* Task details
Don't copy the pictures; return every other part of the records exactly.
>> START Excerpted data
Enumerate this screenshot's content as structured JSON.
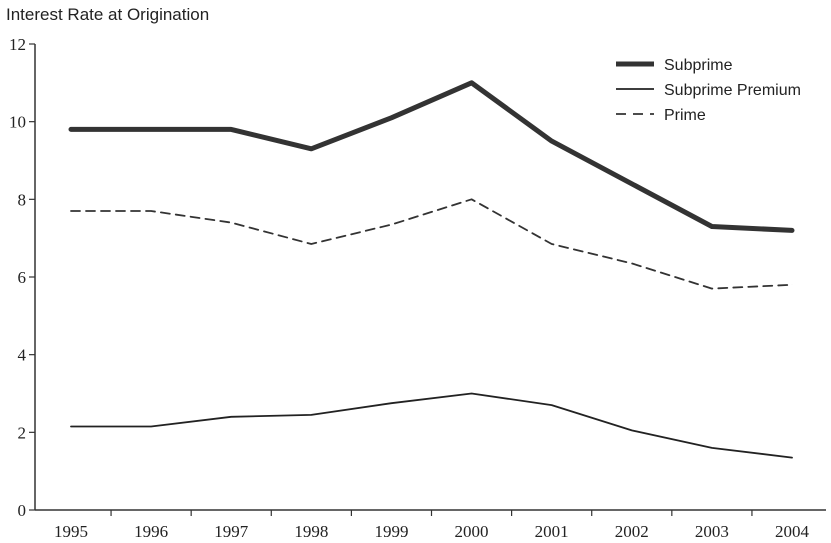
{
  "chart_data": {
    "type": "line",
    "title": "",
    "ylabel": "Interest Rate at Origination",
    "xlabel": "",
    "x": [
      "1995",
      "1996",
      "1997",
      "1998",
      "1999",
      "2000",
      "2001",
      "2002",
      "2003",
      "2004"
    ],
    "ylim": [
      0,
      12
    ],
    "yticks": [
      "0",
      "2",
      "4",
      "6",
      "8",
      "10",
      "12"
    ],
    "grid": false,
    "legend_position": "top-right",
    "series": [
      {
        "name": "Subprime",
        "style": "thick-solid",
        "color": "#333333",
        "values": [
          9.8,
          9.8,
          9.8,
          9.3,
          10.1,
          11.0,
          9.5,
          8.4,
          7.3,
          7.2
        ]
      },
      {
        "name": "Subprime Premium",
        "style": "thin-solid",
        "color": "#222222",
        "values": [
          2.15,
          2.15,
          2.4,
          2.45,
          2.75,
          3.0,
          2.7,
          2.05,
          1.6,
          1.35
        ]
      },
      {
        "name": "Prime",
        "style": "dashed",
        "color": "#333333",
        "values": [
          7.7,
          7.7,
          7.4,
          6.85,
          7.35,
          8.0,
          6.85,
          6.35,
          5.7,
          5.8
        ]
      }
    ]
  }
}
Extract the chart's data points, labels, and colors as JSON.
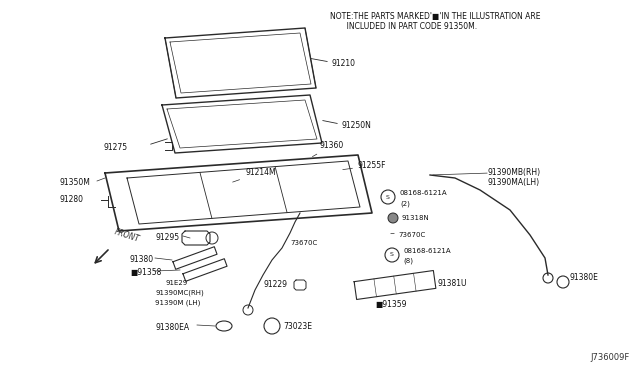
{
  "bg_color": "#ffffff",
  "fig_width": 6.4,
  "fig_height": 3.72,
  "dpi": 100,
  "note_line1": "NOTE:THE PARTS MARKED'■'IN THE ILLUSTRATION ARE",
  "note_line2": "       INCLUDED IN PART CODE 91350M.",
  "diagram_id": "J736009F"
}
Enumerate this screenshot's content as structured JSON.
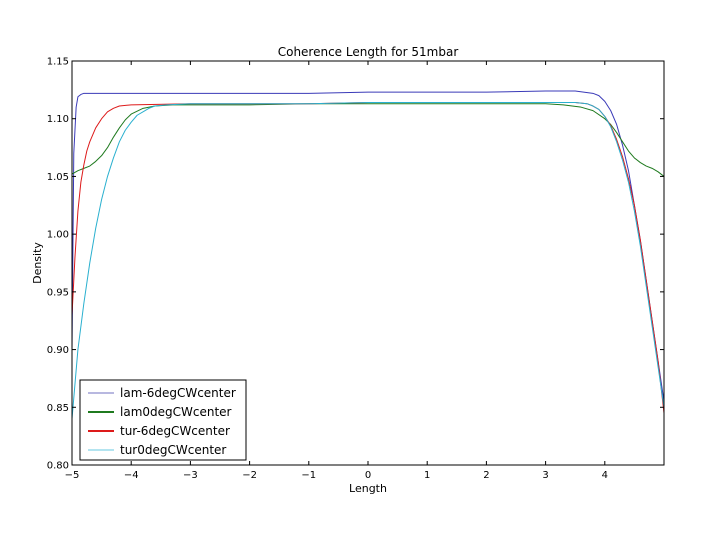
{
  "chart_data": {
    "type": "line",
    "title": "Coherence Length for 51mbar",
    "xlabel": "Length",
    "ylabel": "Density",
    "xlim": [
      -5,
      5
    ],
    "ylim": [
      0.8,
      1.15
    ],
    "xticks": [
      -5,
      -4,
      -3,
      -2,
      -1,
      0,
      1,
      2,
      3,
      4
    ],
    "xtick_labels": [
      "−5",
      "−4",
      "−3",
      "−2",
      "−1",
      "0",
      "1",
      "2",
      "3",
      "4"
    ],
    "yticks": [
      0.8,
      0.85,
      0.9,
      0.95,
      1.0,
      1.05,
      1.1,
      1.15
    ],
    "ytick_labels": [
      "0.80",
      "0.85",
      "0.90",
      "0.95",
      "1.00",
      "1.05",
      "1.10",
      "1.15"
    ],
    "grid": false,
    "legend_position": "lower-left",
    "series": [
      {
        "name": "lam-6degCWcenter",
        "color": "#3a3ab8",
        "legend_color": "#b8b8e0",
        "x": [
          -5.0,
          -4.97,
          -4.93,
          -4.9,
          -4.85,
          -4.8,
          -4.5,
          -4.0,
          -3.0,
          -2.0,
          -1.0,
          0.0,
          1.0,
          2.0,
          3.0,
          3.5,
          3.8,
          3.9,
          4.0,
          4.1,
          4.2,
          4.3,
          4.4,
          4.5,
          4.6,
          4.7,
          4.8,
          4.9,
          5.0
        ],
        "values": [
          0.9,
          1.07,
          1.11,
          1.119,
          1.121,
          1.122,
          1.122,
          1.122,
          1.122,
          1.122,
          1.122,
          1.123,
          1.123,
          1.123,
          1.124,
          1.124,
          1.122,
          1.12,
          1.115,
          1.107,
          1.095,
          1.077,
          1.055,
          1.025,
          0.995,
          0.96,
          0.925,
          0.89,
          0.855
        ]
      },
      {
        "name": "lam0degCWcenter",
        "color": "#1f7a1f",
        "legend_color": "#1f7a1f",
        "x": [
          -5.0,
          -4.9,
          -4.8,
          -4.7,
          -4.6,
          -4.5,
          -4.4,
          -4.3,
          -4.2,
          -4.1,
          -4.0,
          -3.8,
          -3.6,
          -3.3,
          -3.0,
          -2.0,
          -1.0,
          0.0,
          1.0,
          2.0,
          3.0,
          3.3,
          3.6,
          3.8,
          4.0,
          4.1,
          4.2,
          4.3,
          4.4,
          4.5,
          4.6,
          4.7,
          4.8,
          4.9,
          5.0
        ],
        "values": [
          1.052,
          1.055,
          1.057,
          1.059,
          1.063,
          1.068,
          1.075,
          1.084,
          1.092,
          1.099,
          1.104,
          1.109,
          1.111,
          1.112,
          1.112,
          1.112,
          1.113,
          1.113,
          1.113,
          1.113,
          1.113,
          1.112,
          1.11,
          1.107,
          1.1,
          1.095,
          1.088,
          1.08,
          1.072,
          1.066,
          1.062,
          1.059,
          1.057,
          1.054,
          1.05
        ]
      },
      {
        "name": "tur-6degCWcenter",
        "color": "#dd1a1a",
        "legend_color": "#dd1a1a",
        "x": [
          -5.0,
          -4.95,
          -4.9,
          -4.85,
          -4.8,
          -4.75,
          -4.7,
          -4.6,
          -4.5,
          -4.4,
          -4.3,
          -4.2,
          -4.0,
          -3.0,
          -2.0,
          -1.0,
          0.0,
          1.0,
          2.0,
          3.0,
          3.5,
          3.7,
          3.8,
          3.9,
          4.0,
          4.1,
          4.2,
          4.3,
          4.4,
          4.5,
          4.6,
          4.7,
          4.8,
          4.9,
          5.0
        ],
        "values": [
          0.93,
          0.98,
          1.02,
          1.045,
          1.06,
          1.072,
          1.08,
          1.092,
          1.1,
          1.106,
          1.109,
          1.111,
          1.112,
          1.113,
          1.113,
          1.113,
          1.114,
          1.114,
          1.114,
          1.114,
          1.114,
          1.113,
          1.111,
          1.108,
          1.102,
          1.094,
          1.082,
          1.067,
          1.048,
          1.025,
          0.995,
          0.96,
          0.925,
          0.89,
          0.845
        ]
      },
      {
        "name": "tur0degCWcenter",
        "color": "#2ab0cf",
        "legend_color": "#b3e4f0",
        "x": [
          -5.0,
          -4.95,
          -4.9,
          -4.8,
          -4.7,
          -4.6,
          -4.5,
          -4.4,
          -4.3,
          -4.2,
          -4.1,
          -4.0,
          -3.9,
          -3.8,
          -3.7,
          -3.6,
          -3.4,
          -3.0,
          -2.0,
          -1.0,
          0.0,
          1.0,
          2.0,
          3.0,
          3.5,
          3.7,
          3.8,
          3.9,
          4.0,
          4.1,
          4.2,
          4.3,
          4.4,
          4.5,
          4.6,
          4.7,
          4.8,
          4.9,
          5.0
        ],
        "values": [
          0.84,
          0.87,
          0.9,
          0.94,
          0.975,
          1.005,
          1.03,
          1.05,
          1.066,
          1.08,
          1.09,
          1.097,
          1.103,
          1.106,
          1.109,
          1.111,
          1.112,
          1.113,
          1.113,
          1.113,
          1.114,
          1.114,
          1.114,
          1.114,
          1.114,
          1.113,
          1.111,
          1.108,
          1.102,
          1.093,
          1.08,
          1.064,
          1.045,
          1.02,
          0.99,
          0.955,
          0.92,
          0.885,
          0.85
        ]
      }
    ]
  }
}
>> END Excerpted data
* Expected output
Enumerate this screenshot's content as structured JSON.
{
  "chart_data": {
    "type": "line",
    "title": "",
    "ylabel": "Interest Rate at Origination",
    "xlabel": "",
    "x": [
      "1995",
      "1996",
      "1997",
      "1998",
      "1999",
      "2000",
      "2001",
      "2002",
      "2003",
      "2004"
    ],
    "ylim": [
      0,
      12
    ],
    "yticks": [
      "0",
      "2",
      "4",
      "6",
      "8",
      "10",
      "12"
    ],
    "grid": false,
    "legend_position": "top-right",
    "series": [
      {
        "name": "Subprime",
        "style": "thick-solid",
        "color": "#333333",
        "values": [
          9.8,
          9.8,
          9.8,
          9.3,
          10.1,
          11.0,
          9.5,
          8.4,
          7.3,
          7.2
        ]
      },
      {
        "name": "Subprime Premium",
        "style": "thin-solid",
        "color": "#222222",
        "values": [
          2.15,
          2.15,
          2.4,
          2.45,
          2.75,
          3.0,
          2.7,
          2.05,
          1.6,
          1.35
        ]
      },
      {
        "name": "Prime",
        "style": "dashed",
        "color": "#333333",
        "values": [
          7.7,
          7.7,
          7.4,
          6.85,
          7.35,
          8.0,
          6.85,
          6.35,
          5.7,
          5.8
        ]
      }
    ]
  }
}
Extract the chart's data points, labels, and colors as JSON.
{
  "bg_color": "#ffffff",
  "fig_width": 6.4,
  "fig_height": 3.72,
  "dpi": 100,
  "note_line1": "NOTE:THE PARTS MARKED'■'IN THE ILLUSTRATION ARE",
  "note_line2": "       INCLUDED IN PART CODE 91350M.",
  "diagram_id": "J736009F"
}
Enumerate this screenshot's content as structured JSON.
{
  "chart_data": {
    "type": "line",
    "title": "Coherence Length for 51mbar",
    "xlabel": "Length",
    "ylabel": "Density",
    "xlim": [
      -5,
      5
    ],
    "ylim": [
      0.8,
      1.15
    ],
    "xticks": [
      -5,
      -4,
      -3,
      -2,
      -1,
      0,
      1,
      2,
      3,
      4
    ],
    "xtick_labels": [
      "−5",
      "−4",
      "−3",
      "−2",
      "−1",
      "0",
      "1",
      "2",
      "3",
      "4"
    ],
    "yticks": [
      0.8,
      0.85,
      0.9,
      0.95,
      1.0,
      1.05,
      1.1,
      1.15
    ],
    "ytick_labels": [
      "0.80",
      "0.85",
      "0.90",
      "0.95",
      "1.00",
      "1.05",
      "1.10",
      "1.15"
    ],
    "grid": false,
    "legend_position": "lower-left",
    "series": [
      {
        "name": "lam-6degCWcenter",
        "color": "#3a3ab8",
        "legend_color": "#b8b8e0",
        "x": [
          -5.0,
          -4.97,
          -4.93,
          -4.9,
          -4.85,
          -4.8,
          -4.5,
          -4.0,
          -3.0,
          -2.0,
          -1.0,
          0.0,
          1.0,
          2.0,
          3.0,
          3.5,
          3.8,
          3.9,
          4.0,
          4.1,
          4.2,
          4.3,
          4.4,
          4.5,
          4.6,
          4.7,
          4.8,
          4.9,
          5.0
        ],
        "values": [
          0.9,
          1.07,
          1.11,
          1.119,
          1.121,
          1.122,
          1.122,
          1.122,
          1.122,
          1.122,
          1.122,
          1.123,
          1.123,
          1.123,
          1.124,
          1.124,
          1.122,
          1.12,
          1.115,
          1.107,
          1.095,
          1.077,
          1.055,
          1.025,
          0.995,
          0.96,
          0.925,
          0.89,
          0.855
        ]
      },
      {
        "name": "lam0degCWcenter",
        "color": "#1f7a1f",
        "legend_color": "#1f7a1f",
        "x": [
          -5.0,
          -4.9,
          -4.8,
          -4.7,
          -4.6,
          -4.5,
          -4.4,
          -4.3,
          -4.2,
          -4.1,
          -4.0,
          -3.8,
          -3.6,
          -3.3,
          -3.0,
          -2.0,
          -1.0,
          0.0,
          1.0,
          2.0,
          3.0,
          3.3,
          3.6,
          3.8,
          4.0,
          4.1,
          4.2,
          4.3,
          4.4,
          4.5,
          4.6,
          4.7,
          4.8,
          4.9,
          5.0
        ],
        "values": [
          1.052,
          1.055,
          1.057,
          1.059,
          1.063,
          1.068,
          1.075,
          1.084,
          1.092,
          1.099,
          1.104,
          1.109,
          1.111,
          1.112,
          1.112,
          1.112,
          1.113,
          1.113,
          1.113,
          1.113,
          1.113,
          1.112,
          1.11,
          1.107,
          1.1,
          1.095,
          1.088,
          1.08,
          1.072,
          1.066,
          1.062,
          1.059,
          1.057,
          1.054,
          1.05
        ]
      },
      {
        "name": "tur-6degCWcenter",
        "color": "#dd1a1a",
        "legend_color": "#dd1a1a",
        "x": [
          -5.0,
          -4.95,
          -4.9,
          -4.85,
          -4.8,
          -4.75,
          -4.7,
          -4.6,
          -4.5,
          -4.4,
          -4.3,
          -4.2,
          -4.0,
          -3.0,
          -2.0,
          -1.0,
          0.0,
          1.0,
          2.0,
          3.0,
          3.5,
          3.7,
          3.8,
          3.9,
          4.0,
          4.1,
          4.2,
          4.3,
          4.4,
          4.5,
          4.6,
          4.7,
          4.8,
          4.9,
          5.0
        ],
        "values": [
          0.93,
          0.98,
          1.02,
          1.045,
          1.06,
          1.072,
          1.08,
          1.092,
          1.1,
          1.106,
          1.109,
          1.111,
          1.112,
          1.113,
          1.113,
          1.113,
          1.114,
          1.114,
          1.114,
          1.114,
          1.114,
          1.113,
          1.111,
          1.108,
          1.102,
          1.094,
          1.082,
          1.067,
          1.048,
          1.025,
          0.995,
          0.96,
          0.925,
          0.89,
          0.845
        ]
      },
      {
        "name": "tur0degCWcenter",
        "color": "#2ab0cf",
        "legend_color": "#b3e4f0",
        "x": [
          -5.0,
          -4.95,
          -4.9,
          -4.8,
          -4.7,
          -4.6,
          -4.5,
          -4.4,
          -4.3,
          -4.2,
          -4.1,
          -4.0,
          -3.9,
          -3.8,
          -3.7,
          -3.6,
          -3.4,
          -3.0,
          -2.0,
          -1.0,
          0.0,
          1.0,
          2.0,
          3.0,
          3.5,
          3.7,
          3.8,
          3.9,
          4.0,
          4.1,
          4.2,
          4.3,
          4.4,
          4.5,
          4.6,
          4.7,
          4.8,
          4.9,
          5.0
        ],
        "values": [
          0.84,
          0.87,
          0.9,
          0.94,
          0.975,
          1.005,
          1.03,
          1.05,
          1.066,
          1.08,
          1.09,
          1.097,
          1.103,
          1.106,
          1.109,
          1.111,
          1.112,
          1.113,
          1.113,
          1.113,
          1.114,
          1.114,
          1.114,
          1.114,
          1.114,
          1.113,
          1.111,
          1.108,
          1.102,
          1.093,
          1.08,
          1.064,
          1.045,
          1.02,
          0.99,
          0.955,
          0.92,
          0.885,
          0.85
        ]
      }
    ]
  }
}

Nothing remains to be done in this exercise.